→ **Exercise description**:
Copy each line of the entries that contains the word "data".

......

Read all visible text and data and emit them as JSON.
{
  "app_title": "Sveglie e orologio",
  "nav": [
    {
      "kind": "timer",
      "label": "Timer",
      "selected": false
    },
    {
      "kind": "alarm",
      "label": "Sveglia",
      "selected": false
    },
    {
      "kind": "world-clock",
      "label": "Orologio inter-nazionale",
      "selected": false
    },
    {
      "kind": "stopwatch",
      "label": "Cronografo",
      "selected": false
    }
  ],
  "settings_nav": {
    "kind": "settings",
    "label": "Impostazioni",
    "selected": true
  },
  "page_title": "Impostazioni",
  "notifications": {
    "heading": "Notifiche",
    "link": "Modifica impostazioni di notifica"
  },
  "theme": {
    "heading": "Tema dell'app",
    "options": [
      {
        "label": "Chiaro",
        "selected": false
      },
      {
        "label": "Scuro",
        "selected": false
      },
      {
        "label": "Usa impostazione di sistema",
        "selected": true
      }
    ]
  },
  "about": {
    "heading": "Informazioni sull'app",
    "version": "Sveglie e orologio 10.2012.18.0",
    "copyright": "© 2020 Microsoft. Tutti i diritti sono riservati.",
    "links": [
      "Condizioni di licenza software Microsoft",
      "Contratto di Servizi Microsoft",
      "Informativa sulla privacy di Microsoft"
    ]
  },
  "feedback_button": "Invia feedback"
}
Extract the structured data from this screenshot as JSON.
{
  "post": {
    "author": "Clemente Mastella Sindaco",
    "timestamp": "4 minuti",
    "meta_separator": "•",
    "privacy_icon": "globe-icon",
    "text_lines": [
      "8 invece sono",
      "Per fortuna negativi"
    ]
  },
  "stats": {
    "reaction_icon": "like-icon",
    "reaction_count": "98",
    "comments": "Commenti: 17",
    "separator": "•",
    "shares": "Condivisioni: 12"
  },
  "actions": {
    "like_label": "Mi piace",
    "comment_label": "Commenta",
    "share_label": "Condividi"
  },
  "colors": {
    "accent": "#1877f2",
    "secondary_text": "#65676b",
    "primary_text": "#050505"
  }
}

......

→ **In response**:
Read all visible text and data and emit them as JSON.
Extract the structured data from this screenshot as JSON.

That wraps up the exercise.